DIRECTION
Extract exactly and only the lines from the one containing "Parse this chart: output" through the end of the entries below. Pictures should not appear in the copy.

Records from a data source
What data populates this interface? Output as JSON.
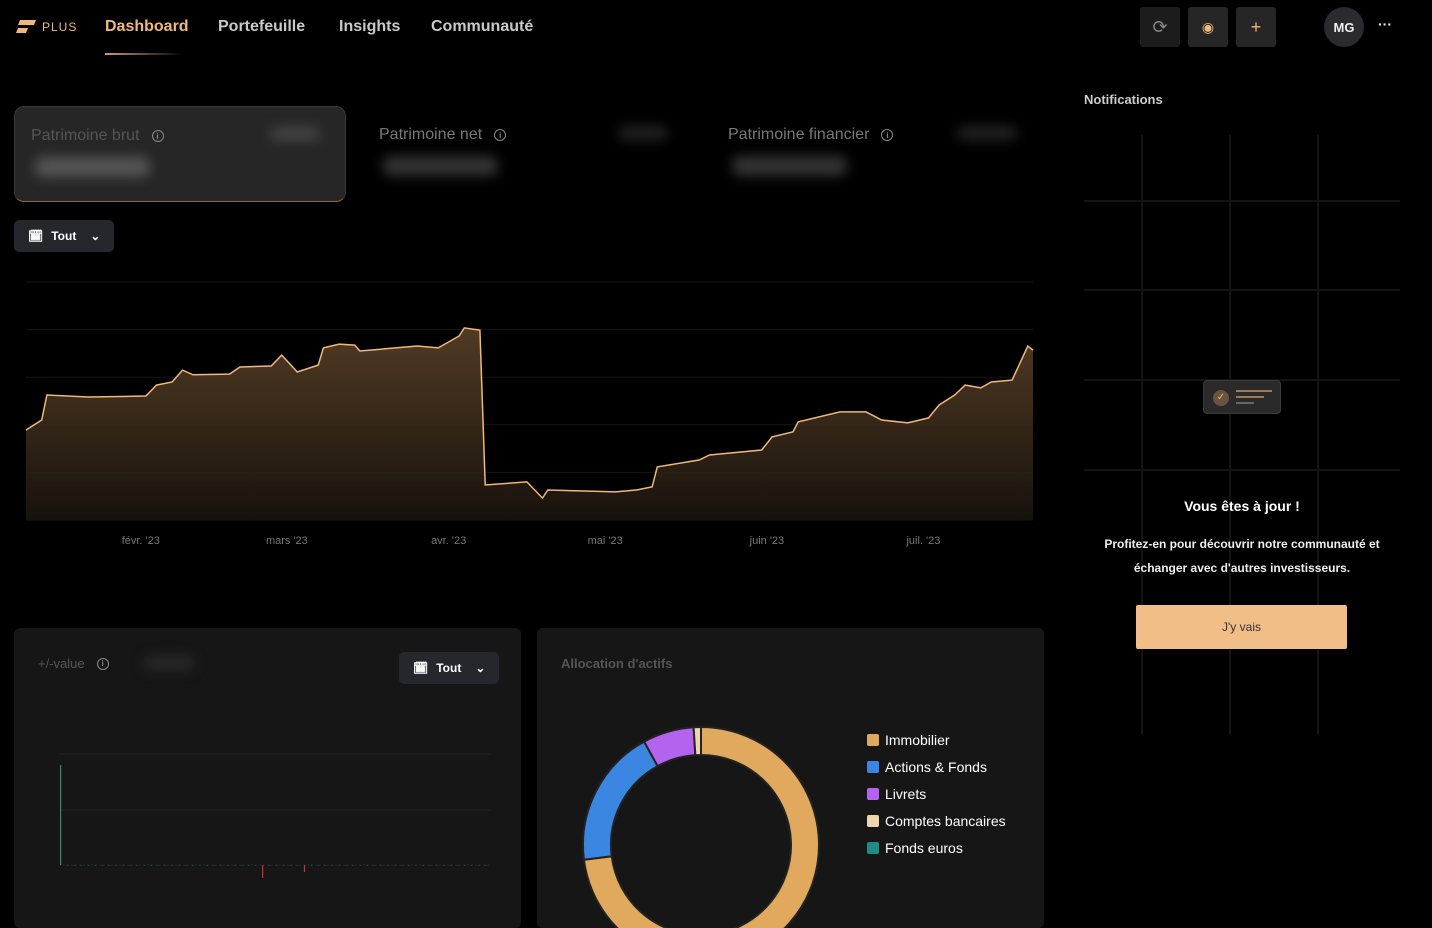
{
  "nav": {
    "brand": "PLUS",
    "items": [
      {
        "label": "Dashboard",
        "active": true
      },
      {
        "label": "Portefeuille"
      },
      {
        "label": "Insights"
      },
      {
        "label": "Communauté"
      }
    ]
  },
  "toolbar": {
    "refresh_icon": "refresh-icon",
    "eye_icon": "eye-icon",
    "add_icon": "plus-icon",
    "avatar": "MG",
    "more_icon": "more-icon"
  },
  "cards": [
    {
      "label": "Patrimoine brut",
      "selected": true
    },
    {
      "label": "Patrimoine net"
    },
    {
      "label": "Patrimoine financier"
    }
  ],
  "period_filter": {
    "label": "Tout"
  },
  "chart_data": [
    {
      "type": "area",
      "xlabel": "",
      "ylabel": "",
      "y_units": "hidden (values masked)",
      "x_ticks": [
        "févr. '23",
        "mars '23",
        "avr. '23",
        "mai '23",
        "juin '23",
        "juil. '23"
      ],
      "x_tick_dates": [
        "2023-02-01",
        "2023-03-01",
        "2023-04-01",
        "2023-05-01",
        "2023-06-01",
        "2023-07-01"
      ],
      "xlim": [
        "2023-01-10",
        "2023-07-22"
      ],
      "ylim": [
        0,
        100
      ],
      "grid": true,
      "color": "#f0b87a",
      "series": [
        {
          "points": [
            [
              "2023-01-10",
              37.8
            ],
            [
              "2023-01-13",
              42
            ],
            [
              "2023-01-14",
              52.5
            ],
            [
              "2023-01-22",
              51.7
            ],
            [
              "2023-02-02",
              52.1
            ],
            [
              "2023-02-04",
              56.7
            ],
            [
              "2023-02-07",
              58
            ],
            [
              "2023-02-09",
              63
            ],
            [
              "2023-02-11",
              61
            ],
            [
              "2023-02-18",
              61.3
            ],
            [
              "2023-02-20",
              64.3
            ],
            [
              "2023-02-26",
              64.7
            ],
            [
              "2023-02-28",
              69.3
            ],
            [
              "2023-03-03",
              62.2
            ],
            [
              "2023-03-07",
              65.1
            ],
            [
              "2023-03-08",
              72.3
            ],
            [
              "2023-03-11",
              73.9
            ],
            [
              "2023-03-14",
              73.5
            ],
            [
              "2023-03-15",
              71
            ],
            [
              "2023-03-26",
              73.1
            ],
            [
              "2023-03-30",
              72.3
            ],
            [
              "2023-04-03",
              77.3
            ],
            [
              "2023-04-04",
              80.7
            ],
            [
              "2023-04-07",
              79.8
            ],
            [
              "2023-04-08",
              14.7
            ],
            [
              "2023-04-16",
              16
            ],
            [
              "2023-04-19",
              9.2
            ],
            [
              "2023-04-20",
              12.6
            ],
            [
              "2023-05-03",
              11.8
            ],
            [
              "2023-05-07",
              12.6
            ],
            [
              "2023-05-10",
              13.9
            ],
            [
              "2023-05-11",
              22.3
            ],
            [
              "2023-05-19",
              25.2
            ],
            [
              "2023-05-21",
              27.3
            ],
            [
              "2023-05-31",
              29.4
            ],
            [
              "2023-06-02",
              34.9
            ],
            [
              "2023-06-06",
              37
            ],
            [
              "2023-06-07",
              41.2
            ],
            [
              "2023-06-15",
              45.4
            ],
            [
              "2023-06-20",
              45.4
            ],
            [
              "2023-06-23",
              42
            ],
            [
              "2023-06-28",
              40.8
            ],
            [
              "2023-07-02",
              42.9
            ],
            [
              "2023-07-04",
              48.3
            ],
            [
              "2023-07-07",
              52.5
            ],
            [
              "2023-07-09",
              56.7
            ],
            [
              "2023-07-12",
              55.5
            ],
            [
              "2023-07-14",
              58
            ],
            [
              "2023-07-18",
              58.8
            ],
            [
              "2023-07-21",
              73.1
            ],
            [
              "2023-07-22",
              71.4
            ]
          ]
        }
      ]
    },
    {
      "type": "bar",
      "title": "+/-value",
      "ylim": [
        -0.15,
        1
      ],
      "grid": true,
      "values": [
        1,
        0,
        0,
        0,
        0,
        0,
        0,
        0,
        0,
        0,
        0,
        0,
        0,
        0,
        0,
        0,
        0,
        0,
        0,
        0,
        0,
        0,
        0,
        0,
        0,
        0,
        0,
        0,
        0,
        -0.13,
        0,
        0,
        0,
        0,
        0,
        -0.07,
        0,
        0,
        0,
        0,
        0,
        0,
        0,
        0,
        0,
        0,
        0,
        0,
        0,
        0,
        0,
        0,
        0,
        0,
        0,
        0,
        0,
        0,
        0,
        0,
        0,
        0
      ],
      "colors": {
        "positive": "#2e8b6f",
        "negative": "#c0392b"
      }
    },
    {
      "type": "pie",
      "title": "Allocation d'actifs",
      "donut": true,
      "categories": [
        "Immobilier",
        "Actions & Fonds",
        "Livrets",
        "Comptes bancaires",
        "Fonds euros"
      ],
      "values": [
        73,
        19,
        7,
        1,
        0
      ],
      "colors": [
        "#e0a95e",
        "#3b86e0",
        "#b462f0",
        "#f0d4b0",
        "#1e8c82"
      ]
    }
  ],
  "plusvalue": {
    "title": "+/-value",
    "filter": "Tout"
  },
  "allocation": {
    "title": "Allocation d'actifs"
  },
  "notifications": {
    "title": "Notifications",
    "heading": "Vous êtes à jour !",
    "text1": "Profitez-en pour découvrir notre communauté et",
    "text2": "échanger avec d'autres investisseurs.",
    "button": "J'y vais"
  }
}
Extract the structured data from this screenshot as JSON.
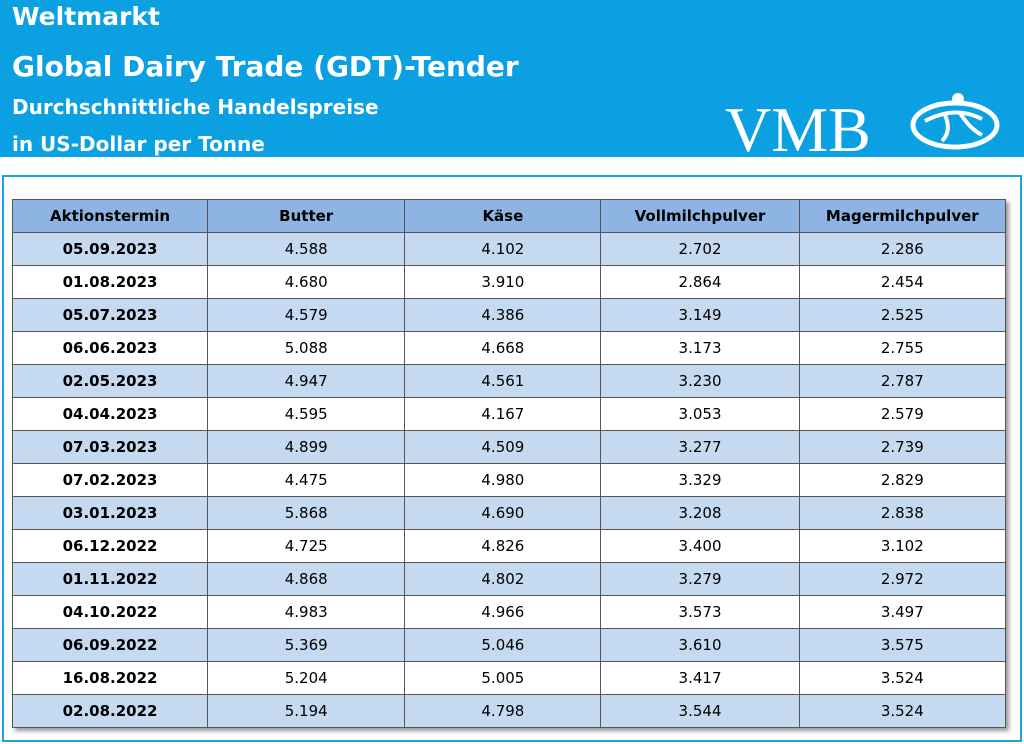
{
  "header": {
    "title": "Weltmarkt",
    "subtitle": "Global Dairy Trade (GDT)-Tender",
    "line1": "Durchschnittliche Handelspreise",
    "line2": "in US-Dollar per Tonne",
    "logo": "VMB"
  },
  "table": {
    "columns": [
      "Aktionstermin",
      "Butter",
      "Käse",
      "Vollmilchpulver",
      "Magermilchpulver"
    ],
    "rows": [
      [
        "05.09.2023",
        "4.588",
        "4.102",
        "2.702",
        "2.286"
      ],
      [
        "01.08.2023",
        "4.680",
        "3.910",
        "2.864",
        "2.454"
      ],
      [
        "05.07.2023",
        "4.579",
        "4.386",
        "3.149",
        "2.525"
      ],
      [
        "06.06.2023",
        "5.088",
        "4.668",
        "3.173",
        "2.755"
      ],
      [
        "02.05.2023",
        "4.947",
        "4.561",
        "3.230",
        "2.787"
      ],
      [
        "04.04.2023",
        "4.595",
        "4.167",
        "3.053",
        "2.579"
      ],
      [
        "07.03.2023",
        "4.899",
        "4.509",
        "3.277",
        "2.739"
      ],
      [
        "07.02.2023",
        "4.475",
        "4.980",
        "3.329",
        "2.829"
      ],
      [
        "03.01.2023",
        "5.868",
        "4.690",
        "3.208",
        "2.838"
      ],
      [
        "06.12.2022",
        "4.725",
        "4.826",
        "3.400",
        "3.102"
      ],
      [
        "01.11.2022",
        "4.868",
        "4.802",
        "3.279",
        "2.972"
      ],
      [
        "04.10.2022",
        "4.983",
        "4.966",
        "3.573",
        "3.497"
      ],
      [
        "06.09.2022",
        "5.369",
        "5.046",
        "3.610",
        "3.575"
      ],
      [
        "16.08.2022",
        "5.204",
        "5.005",
        "3.417",
        "3.524"
      ],
      [
        "02.08.2022",
        "5.194",
        "4.798",
        "3.544",
        "3.524"
      ]
    ]
  }
}
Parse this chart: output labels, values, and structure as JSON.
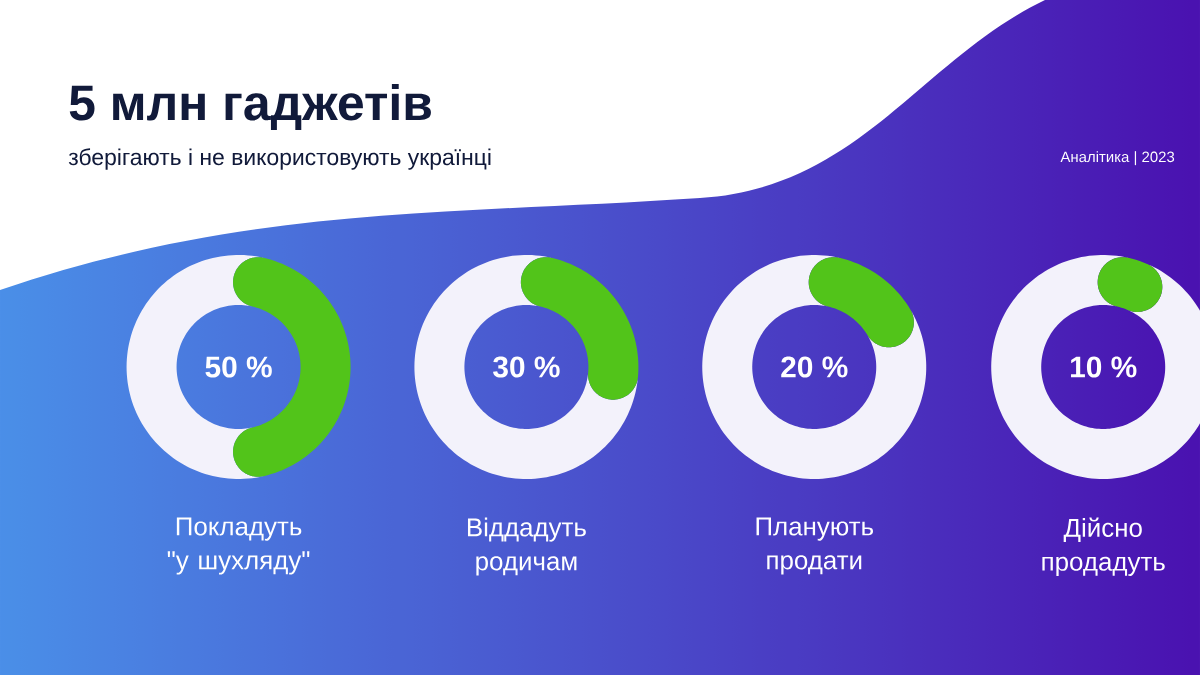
{
  "chart_data": [
    {
      "type": "donut",
      "title": "5 млн гаджетів",
      "subtitle": "зберігають і не використовують українці",
      "annotations": [
        "Аналітика | 2023",
        "50 %"
      ],
      "xlabel": "Покладуть \"у шухляду\"",
      "categories": [
        null,
        null
      ],
      "values": [
        50,
        50
      ],
      "colors": [
        "#52c41a",
        "#f3f2fb"
      ]
    },
    {
      "type": "donut",
      "annotations": [
        "30 %"
      ],
      "xlabel": "Віддадуть родичам",
      "categories": [
        null,
        null
      ],
      "values": [
        30,
        70
      ],
      "colors": [
        "#52c41a",
        "#f3f2fb"
      ]
    },
    {
      "type": "donut",
      "annotations": [
        "20 %"
      ],
      "xlabel": "Планують продати",
      "categories": [
        null,
        null
      ],
      "values": [
        20,
        80
      ],
      "colors": [
        "#52c41a",
        "#f3f2fb"
      ]
    },
    {
      "type": "donut",
      "annotations": [
        "10 %"
      ],
      "xlabel": "Дійсно продадуть",
      "categories": [
        null,
        null
      ],
      "values": [
        10,
        90
      ],
      "colors": [
        "#52c41a",
        "#f3f2fb"
      ]
    }
  ]
}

ANSWER
Parse this chart: output labels, values, and structure as JSON.
{
  "chart_data": [
    {
      "type": "donut",
      "title": "5 млн гаджетів",
      "subtitle": "зберігають і не використовують українці",
      "annotations": [
        "Аналітика | 2023",
        "50 %"
      ],
      "xlabel": "Покладуть \"у шухляду\"",
      "categories": [
        null,
        null
      ],
      "values": [
        50,
        50
      ],
      "colors": [
        "#52c41a",
        "#f3f2fb"
      ]
    },
    {
      "type": "donut",
      "annotations": [
        "30 %"
      ],
      "xlabel": "Віддадуть родичам",
      "categories": [
        null,
        null
      ],
      "values": [
        30,
        70
      ],
      "colors": [
        "#52c41a",
        "#f3f2fb"
      ]
    },
    {
      "type": "donut",
      "annotations": [
        "20 %"
      ],
      "xlabel": "Планують продати",
      "categories": [
        null,
        null
      ],
      "values": [
        20,
        80
      ],
      "colors": [
        "#52c41a",
        "#f3f2fb"
      ]
    },
    {
      "type": "donut",
      "annotations": [
        "10 %"
      ],
      "xlabel": "Дійсно продадуть",
      "categories": [
        null,
        null
      ],
      "values": [
        10,
        90
      ],
      "colors": [
        "#52c41a",
        "#f3f2fb"
      ]
    }
  ]
}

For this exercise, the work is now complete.